[begin Data entries]

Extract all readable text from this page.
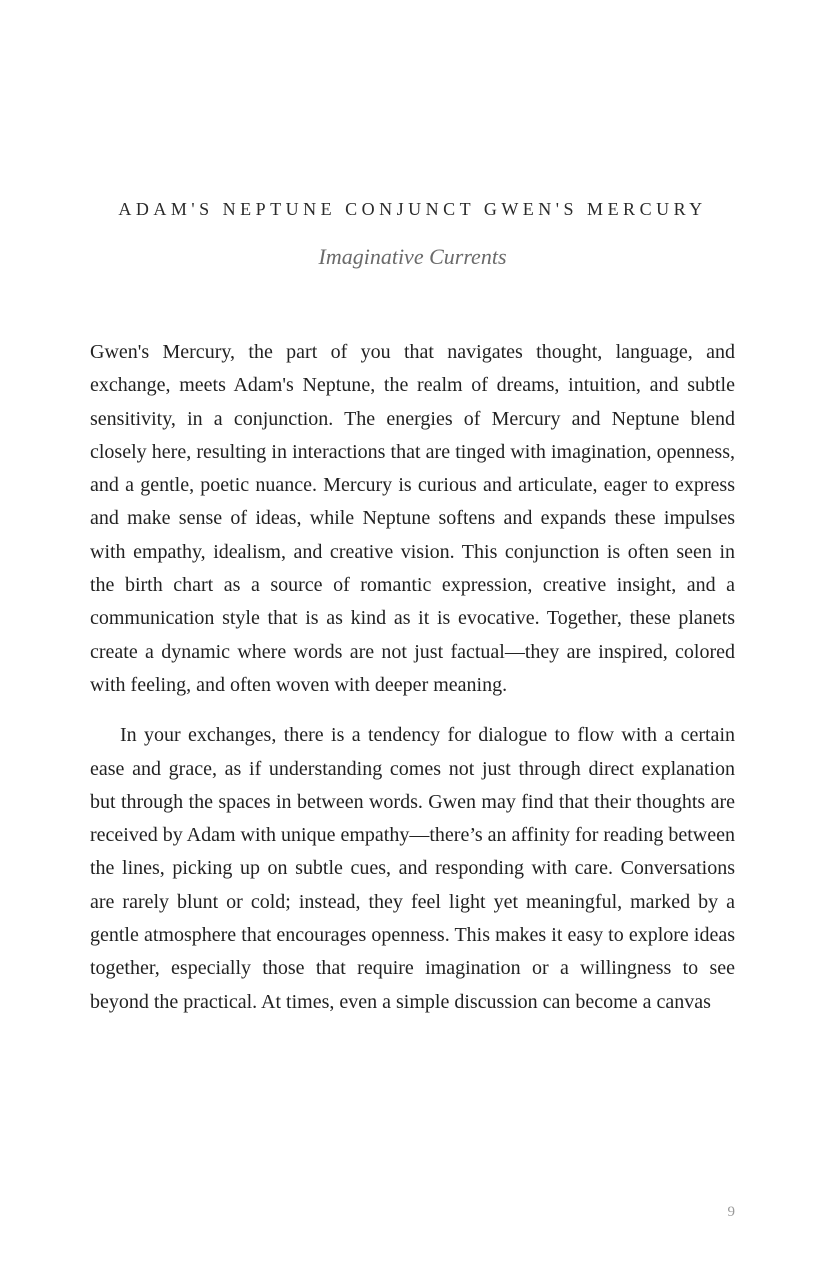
ADAM'S NEPTUNE CONJUNCT GWEN'S MERCURY
Imaginative Currents

Gwen's Mercury, the part of you that navigates thought, language, and exchange, meets Adam's Neptune, the realm of dreams, intuition, and subtle sensitivity, in a conjunction. The energies of Mercury and Neptune blend closely here, resulting in interactions that are tinged with imagination, openness, and a gentle, poetic nuance. Mercury is curious and articulate, eager to express and make sense of ideas, while Neptune softens and expands these impulses with empathy, idealism, and creative vision. This conjunction is often seen in the birth chart as a source of romantic expression, creative insight, and a communication style that is as kind as it is evocative. Together, these planets create a dynamic where words are not just factual—they are inspired, colored with feeling, and often woven with deeper meaning.

In your exchanges, there is a tendency for dialogue to flow with a certain ease and grace, as if understanding comes not just through direct explanation but through the spaces in between words. Gwen may find that their thoughts are received by Adam with unique empathy—there’s an affinity for reading between the lines, picking up on subtle cues, and responding with care. Conversations are rarely blunt or cold; instead, they feel light yet meaningful, marked by a gentle atmosphere that encourages openness. This makes it easy to explore ideas together, especially those that require imagination or a willingness to see beyond the practical. At times, even a simple discussion can become a canvas

9
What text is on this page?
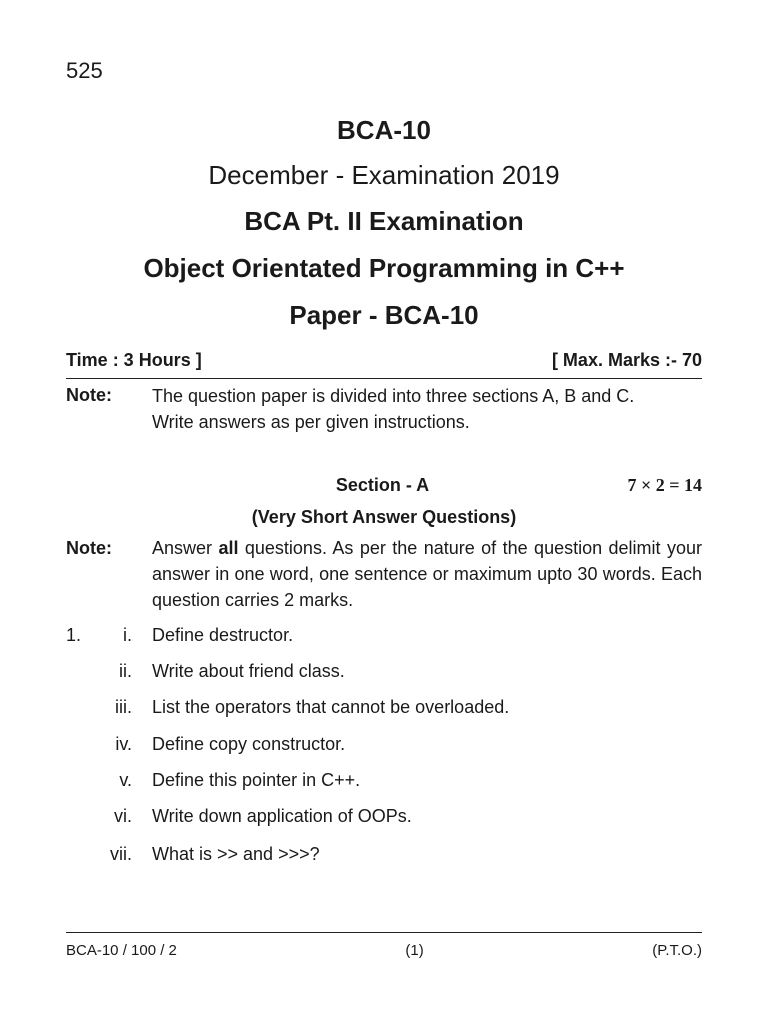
525
BCA-10
December - Examination 2019
BCA Pt. II Examination
Object Orientated Programming in C++
Paper - BCA-10
Time : 3 Hours ]	[ Max. Marks :- 70
Note: The question paper is divided into three sections A, B and C.
Write answers as per given instructions.
Section - A	7 × 2 = 14
(Very Short Answer Questions)
Note: Answer all questions. As per the nature of the question delimit your answer in one word, one sentence or maximum upto 30 words. Each question carries 2 marks.
1.	i. Define destructor.
ii. Write about friend class.
iii. List the operators that cannot be overloaded.
iv. Define copy constructor.
v. Define this pointer in C++.
vi. Write down application of OOPs.
vii. What is >> and >>>?
BCA-10 / 100 / 2	(1)	(P.T.O.)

[end Data entries]

Objective » Set the data above down again exactly as given, with no pictures.

Exercise output »
Extract all readable text from this page.
ADAM'S NEPTUNE CONJUNCT GWEN'S MERCURY
Imaginative Currents

Gwen's Mercury, the part of you that navigates thought, language, and exchange, meets Adam's Neptune, the realm of dreams, intuition, and subtle sensitivity, in a conjunction. The energies of Mercury and Neptune blend closely here, resulting in interactions that are tinged with imagination, openness, and a gentle, poetic nuance. Mercury is curious and articulate, eager to express and make sense of ideas, while Neptune softens and expands these impulses with empathy, idealism, and creative vision. This conjunction is often seen in the birth chart as a source of romantic expression, creative insight, and a communication style that is as kind as it is evocative. Together, these planets create a dynamic where words are not just factual—they are inspired, colored with feeling, and often woven with deeper meaning.

In your exchanges, there is a tendency for dialogue to flow with a certain ease and grace, as if understanding comes not just through direct explanation but through the spaces in between words. Gwen may find that their thoughts are received by Adam with unique empathy—there’s an affinity for reading between the lines, picking up on subtle cues, and responding with care. Conversations are rarely blunt or cold; instead, they feel light yet meaningful, marked by a gentle atmosphere that encourages openness. This makes it easy to explore ideas together, especially those that require imagination or a willingness to see beyond the practical. At times, even a simple discussion can become a canvas

9
What text is on this page?
525
BCA-10
December - Examination 2019
BCA Pt. II Examination
Object Orientated Programming in C++
Paper - BCA-10
Time : 3 Hours ]	[ Max. Marks :- 70
Note: The question paper is divided into three sections A, B and C.
Write answers as per given instructions.
Section - A	7 × 2 = 14
(Very Short Answer Questions)
Note: Answer all questions. As per the nature of the question delimit your answer in one word, one sentence or maximum upto 30 words. Each question carries 2 marks.
1.	i. Define destructor.
ii. Write about friend class.
iii. List the operators that cannot be overloaded.
iv. Define copy constructor.
v. Define this pointer in C++.
vi. Write down application of OOPs.
vii. What is >> and >>>?
BCA-10 / 100 / 2	(1)	(P.T.O.)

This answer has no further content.